Written exercise:
For each line below that contains the string "good", copy that line.

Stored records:
━━━━━━━━━━━━━━━━━━━━━━━━━━━━━━

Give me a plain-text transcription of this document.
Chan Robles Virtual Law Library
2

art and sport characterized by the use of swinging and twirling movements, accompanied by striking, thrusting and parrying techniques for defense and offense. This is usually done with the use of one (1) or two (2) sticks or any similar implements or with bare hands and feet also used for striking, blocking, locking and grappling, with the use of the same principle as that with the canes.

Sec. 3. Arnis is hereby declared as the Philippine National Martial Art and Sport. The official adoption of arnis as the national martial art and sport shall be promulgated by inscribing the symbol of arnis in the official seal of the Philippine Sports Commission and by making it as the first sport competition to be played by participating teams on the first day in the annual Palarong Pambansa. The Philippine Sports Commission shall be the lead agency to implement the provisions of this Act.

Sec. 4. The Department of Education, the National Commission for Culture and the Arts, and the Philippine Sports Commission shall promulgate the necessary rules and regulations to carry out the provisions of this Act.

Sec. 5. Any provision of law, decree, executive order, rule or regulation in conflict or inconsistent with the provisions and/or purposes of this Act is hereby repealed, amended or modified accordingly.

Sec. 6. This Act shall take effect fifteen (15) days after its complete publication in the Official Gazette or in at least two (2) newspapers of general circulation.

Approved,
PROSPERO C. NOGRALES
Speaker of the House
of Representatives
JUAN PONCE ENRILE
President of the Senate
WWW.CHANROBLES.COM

━━━━━━━━━━━━━━━━━━━━━━━━━━━━━━

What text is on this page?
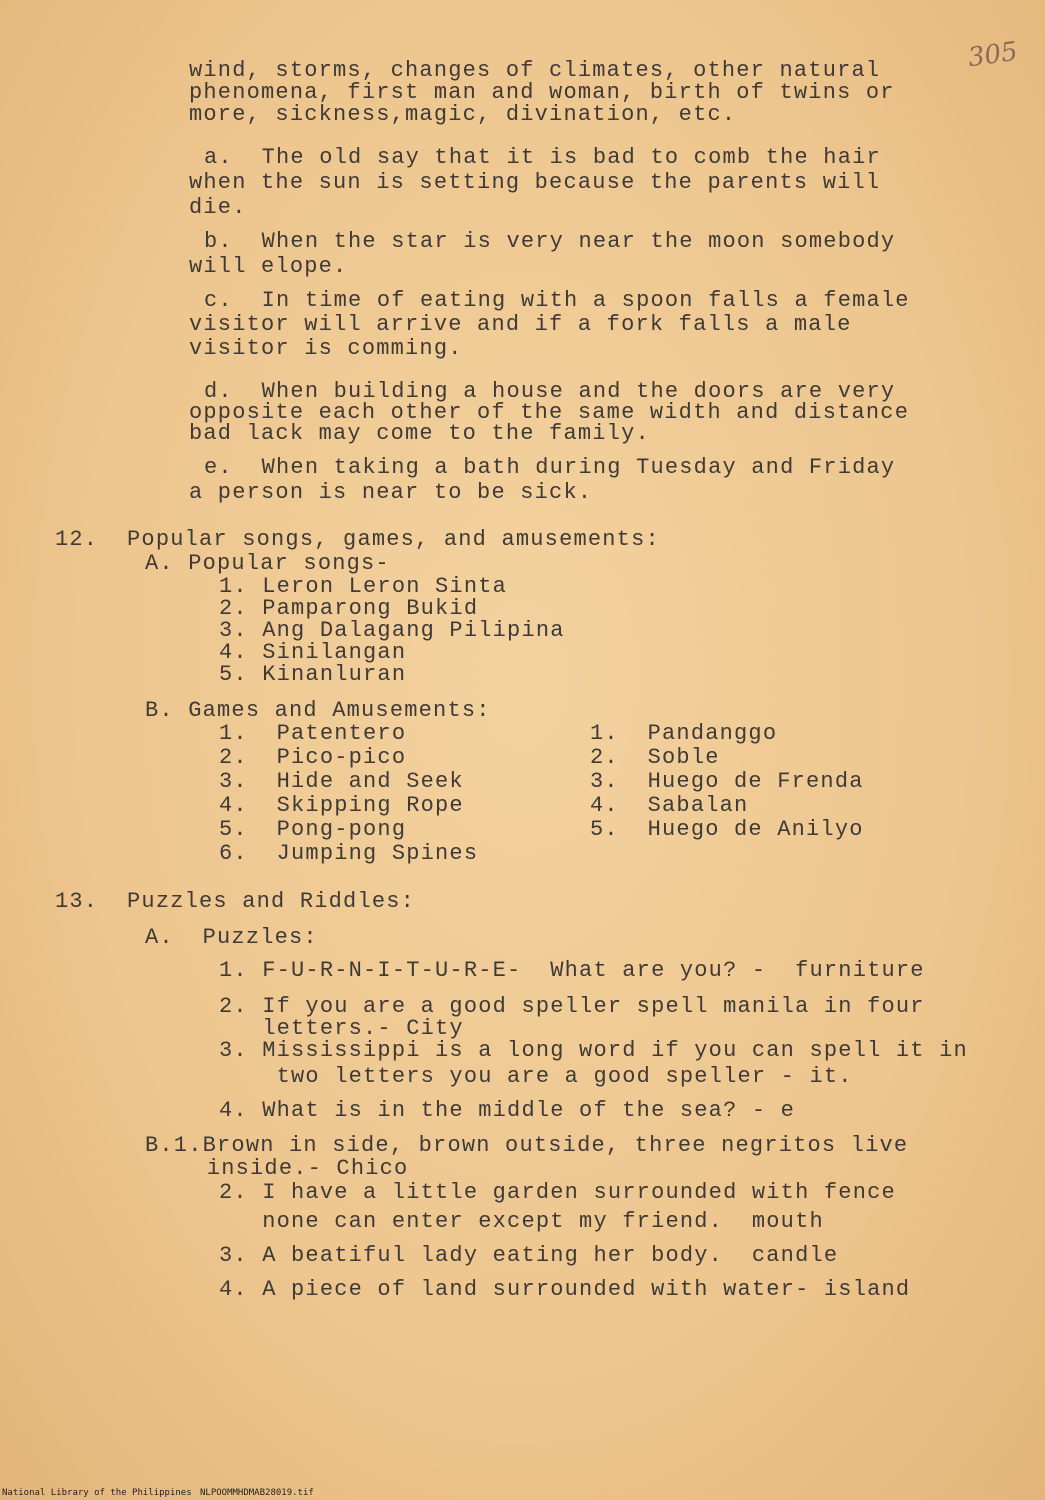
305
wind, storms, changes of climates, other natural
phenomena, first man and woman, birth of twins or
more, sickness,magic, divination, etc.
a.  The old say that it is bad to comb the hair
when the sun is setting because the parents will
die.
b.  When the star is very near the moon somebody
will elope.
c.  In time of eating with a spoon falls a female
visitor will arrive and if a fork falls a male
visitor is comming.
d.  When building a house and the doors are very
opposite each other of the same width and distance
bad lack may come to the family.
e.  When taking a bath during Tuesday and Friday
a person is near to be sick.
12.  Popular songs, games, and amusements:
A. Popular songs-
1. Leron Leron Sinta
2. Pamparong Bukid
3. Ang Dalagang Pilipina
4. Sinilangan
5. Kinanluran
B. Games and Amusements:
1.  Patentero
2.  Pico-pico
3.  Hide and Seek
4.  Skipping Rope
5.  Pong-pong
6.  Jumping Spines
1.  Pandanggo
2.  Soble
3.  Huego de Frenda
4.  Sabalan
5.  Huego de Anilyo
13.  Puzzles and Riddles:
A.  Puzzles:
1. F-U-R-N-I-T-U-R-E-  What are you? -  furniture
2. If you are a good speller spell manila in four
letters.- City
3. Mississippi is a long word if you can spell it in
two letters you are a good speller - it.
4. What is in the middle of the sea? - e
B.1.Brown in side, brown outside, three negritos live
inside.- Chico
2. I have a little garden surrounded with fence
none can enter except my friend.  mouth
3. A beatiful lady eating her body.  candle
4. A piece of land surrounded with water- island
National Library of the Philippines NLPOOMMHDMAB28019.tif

━━━━━━━━━━━━━━━━━━━━━━━━━━━━━━

Response to the task:
2. If you are a good speller spell manila in four
two letters you are a good speller - it.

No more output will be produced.